--- START OF EXERCISE DATA ---

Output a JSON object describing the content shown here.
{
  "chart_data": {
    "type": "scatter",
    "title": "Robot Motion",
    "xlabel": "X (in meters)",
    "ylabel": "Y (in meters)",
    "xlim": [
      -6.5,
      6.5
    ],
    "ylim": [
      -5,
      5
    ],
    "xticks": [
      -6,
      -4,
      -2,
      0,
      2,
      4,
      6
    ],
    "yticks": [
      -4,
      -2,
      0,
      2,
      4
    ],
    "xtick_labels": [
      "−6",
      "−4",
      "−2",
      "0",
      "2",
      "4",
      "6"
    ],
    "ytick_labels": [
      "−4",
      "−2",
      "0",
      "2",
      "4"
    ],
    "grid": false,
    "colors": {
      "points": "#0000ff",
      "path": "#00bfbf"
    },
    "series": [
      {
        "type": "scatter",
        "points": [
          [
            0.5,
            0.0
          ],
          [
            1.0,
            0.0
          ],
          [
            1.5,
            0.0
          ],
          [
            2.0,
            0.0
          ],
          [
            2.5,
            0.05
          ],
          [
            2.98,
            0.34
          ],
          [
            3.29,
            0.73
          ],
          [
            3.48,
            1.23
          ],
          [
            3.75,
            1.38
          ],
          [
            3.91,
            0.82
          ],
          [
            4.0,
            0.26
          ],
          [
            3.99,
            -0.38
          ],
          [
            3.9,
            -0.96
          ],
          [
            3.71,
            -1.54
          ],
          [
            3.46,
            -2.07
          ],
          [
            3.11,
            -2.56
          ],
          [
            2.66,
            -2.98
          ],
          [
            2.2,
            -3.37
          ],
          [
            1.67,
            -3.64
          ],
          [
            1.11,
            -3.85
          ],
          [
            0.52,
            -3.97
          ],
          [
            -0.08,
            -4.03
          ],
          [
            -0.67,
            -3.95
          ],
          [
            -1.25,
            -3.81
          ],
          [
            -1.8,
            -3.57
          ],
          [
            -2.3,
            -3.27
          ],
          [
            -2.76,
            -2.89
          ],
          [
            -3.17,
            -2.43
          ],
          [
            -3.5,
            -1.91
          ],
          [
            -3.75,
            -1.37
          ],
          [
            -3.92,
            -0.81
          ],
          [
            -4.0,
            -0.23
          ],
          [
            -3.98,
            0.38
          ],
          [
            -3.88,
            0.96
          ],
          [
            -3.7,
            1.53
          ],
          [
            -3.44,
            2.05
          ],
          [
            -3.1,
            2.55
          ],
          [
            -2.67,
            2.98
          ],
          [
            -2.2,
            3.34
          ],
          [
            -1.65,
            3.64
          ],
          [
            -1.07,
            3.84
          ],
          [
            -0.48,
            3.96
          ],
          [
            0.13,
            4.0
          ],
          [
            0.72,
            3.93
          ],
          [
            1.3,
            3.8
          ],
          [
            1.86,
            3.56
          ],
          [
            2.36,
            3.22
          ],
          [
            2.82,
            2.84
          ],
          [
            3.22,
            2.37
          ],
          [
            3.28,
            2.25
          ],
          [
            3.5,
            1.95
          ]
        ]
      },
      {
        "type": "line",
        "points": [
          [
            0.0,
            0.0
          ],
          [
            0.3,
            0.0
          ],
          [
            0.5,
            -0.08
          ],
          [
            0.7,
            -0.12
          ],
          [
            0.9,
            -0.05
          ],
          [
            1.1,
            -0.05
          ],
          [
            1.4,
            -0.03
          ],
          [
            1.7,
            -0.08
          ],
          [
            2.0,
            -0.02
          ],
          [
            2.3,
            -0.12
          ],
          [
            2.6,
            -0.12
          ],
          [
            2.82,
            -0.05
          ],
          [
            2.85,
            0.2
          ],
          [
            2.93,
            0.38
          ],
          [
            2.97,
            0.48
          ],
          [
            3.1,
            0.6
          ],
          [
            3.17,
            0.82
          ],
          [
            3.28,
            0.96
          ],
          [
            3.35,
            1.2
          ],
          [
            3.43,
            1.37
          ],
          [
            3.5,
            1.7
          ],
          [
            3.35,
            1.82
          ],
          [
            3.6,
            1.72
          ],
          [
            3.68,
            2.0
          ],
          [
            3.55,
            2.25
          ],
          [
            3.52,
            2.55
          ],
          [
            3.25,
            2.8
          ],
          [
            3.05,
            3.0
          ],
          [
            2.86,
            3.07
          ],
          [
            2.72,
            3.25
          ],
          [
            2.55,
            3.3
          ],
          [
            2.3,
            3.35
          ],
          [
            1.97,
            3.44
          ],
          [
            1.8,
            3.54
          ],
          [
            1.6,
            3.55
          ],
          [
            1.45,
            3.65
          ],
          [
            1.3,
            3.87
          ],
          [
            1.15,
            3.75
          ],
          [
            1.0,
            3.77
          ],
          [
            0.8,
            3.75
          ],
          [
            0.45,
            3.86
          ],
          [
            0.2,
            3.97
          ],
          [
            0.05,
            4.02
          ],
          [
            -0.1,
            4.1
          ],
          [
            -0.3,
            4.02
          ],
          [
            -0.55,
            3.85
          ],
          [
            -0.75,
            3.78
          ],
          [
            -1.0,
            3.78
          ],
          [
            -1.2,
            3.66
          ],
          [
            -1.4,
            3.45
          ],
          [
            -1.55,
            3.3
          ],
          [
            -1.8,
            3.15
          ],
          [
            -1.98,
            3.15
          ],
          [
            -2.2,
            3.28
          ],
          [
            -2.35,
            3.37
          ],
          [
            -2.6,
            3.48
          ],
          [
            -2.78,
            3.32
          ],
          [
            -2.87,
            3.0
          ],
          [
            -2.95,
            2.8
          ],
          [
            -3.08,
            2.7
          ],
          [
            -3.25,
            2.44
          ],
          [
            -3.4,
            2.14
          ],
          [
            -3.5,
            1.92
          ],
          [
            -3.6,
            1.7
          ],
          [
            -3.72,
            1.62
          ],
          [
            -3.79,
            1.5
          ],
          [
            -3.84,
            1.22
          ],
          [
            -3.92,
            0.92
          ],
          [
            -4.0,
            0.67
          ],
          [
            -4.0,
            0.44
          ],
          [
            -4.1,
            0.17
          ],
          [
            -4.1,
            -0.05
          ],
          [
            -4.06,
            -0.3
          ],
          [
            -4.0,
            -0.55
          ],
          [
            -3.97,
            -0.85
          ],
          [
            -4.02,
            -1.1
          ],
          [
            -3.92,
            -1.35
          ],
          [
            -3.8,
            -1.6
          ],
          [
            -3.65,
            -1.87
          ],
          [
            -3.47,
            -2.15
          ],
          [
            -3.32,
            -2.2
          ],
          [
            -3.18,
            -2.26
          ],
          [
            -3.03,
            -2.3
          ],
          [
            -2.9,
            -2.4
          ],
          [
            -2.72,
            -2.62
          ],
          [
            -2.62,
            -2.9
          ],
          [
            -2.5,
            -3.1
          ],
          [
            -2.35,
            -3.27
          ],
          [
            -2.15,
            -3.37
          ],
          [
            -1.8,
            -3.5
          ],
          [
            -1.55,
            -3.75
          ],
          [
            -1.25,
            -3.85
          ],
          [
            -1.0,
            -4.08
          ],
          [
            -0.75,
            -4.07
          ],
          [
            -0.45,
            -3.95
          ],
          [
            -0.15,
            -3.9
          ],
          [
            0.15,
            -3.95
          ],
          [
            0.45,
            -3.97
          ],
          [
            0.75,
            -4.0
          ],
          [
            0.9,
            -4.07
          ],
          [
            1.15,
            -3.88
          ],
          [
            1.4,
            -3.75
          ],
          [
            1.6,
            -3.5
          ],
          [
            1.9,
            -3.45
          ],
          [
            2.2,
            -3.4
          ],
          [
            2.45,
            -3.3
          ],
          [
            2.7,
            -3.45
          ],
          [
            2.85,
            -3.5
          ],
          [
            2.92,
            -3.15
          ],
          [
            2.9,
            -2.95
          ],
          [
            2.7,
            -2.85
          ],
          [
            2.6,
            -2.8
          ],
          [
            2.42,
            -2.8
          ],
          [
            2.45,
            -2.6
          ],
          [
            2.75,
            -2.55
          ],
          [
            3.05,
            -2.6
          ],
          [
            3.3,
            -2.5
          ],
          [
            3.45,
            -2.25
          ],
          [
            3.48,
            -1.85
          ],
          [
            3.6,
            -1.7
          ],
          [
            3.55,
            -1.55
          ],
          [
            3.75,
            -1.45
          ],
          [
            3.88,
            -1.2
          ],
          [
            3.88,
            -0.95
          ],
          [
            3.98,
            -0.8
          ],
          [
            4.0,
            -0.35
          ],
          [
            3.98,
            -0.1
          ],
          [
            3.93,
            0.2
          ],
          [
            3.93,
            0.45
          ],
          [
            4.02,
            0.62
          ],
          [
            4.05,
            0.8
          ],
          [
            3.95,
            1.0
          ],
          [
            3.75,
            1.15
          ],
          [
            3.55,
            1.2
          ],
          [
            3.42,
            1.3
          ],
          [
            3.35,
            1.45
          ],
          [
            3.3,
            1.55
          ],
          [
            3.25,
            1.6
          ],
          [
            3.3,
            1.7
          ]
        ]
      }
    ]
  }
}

--- END OF EXERCISE DATA ---

WHAT THIS TASK INVOLVES:
How many of the lines above include the string "meters"? Answer with the number only.

PROBLEM SOLUTION:
2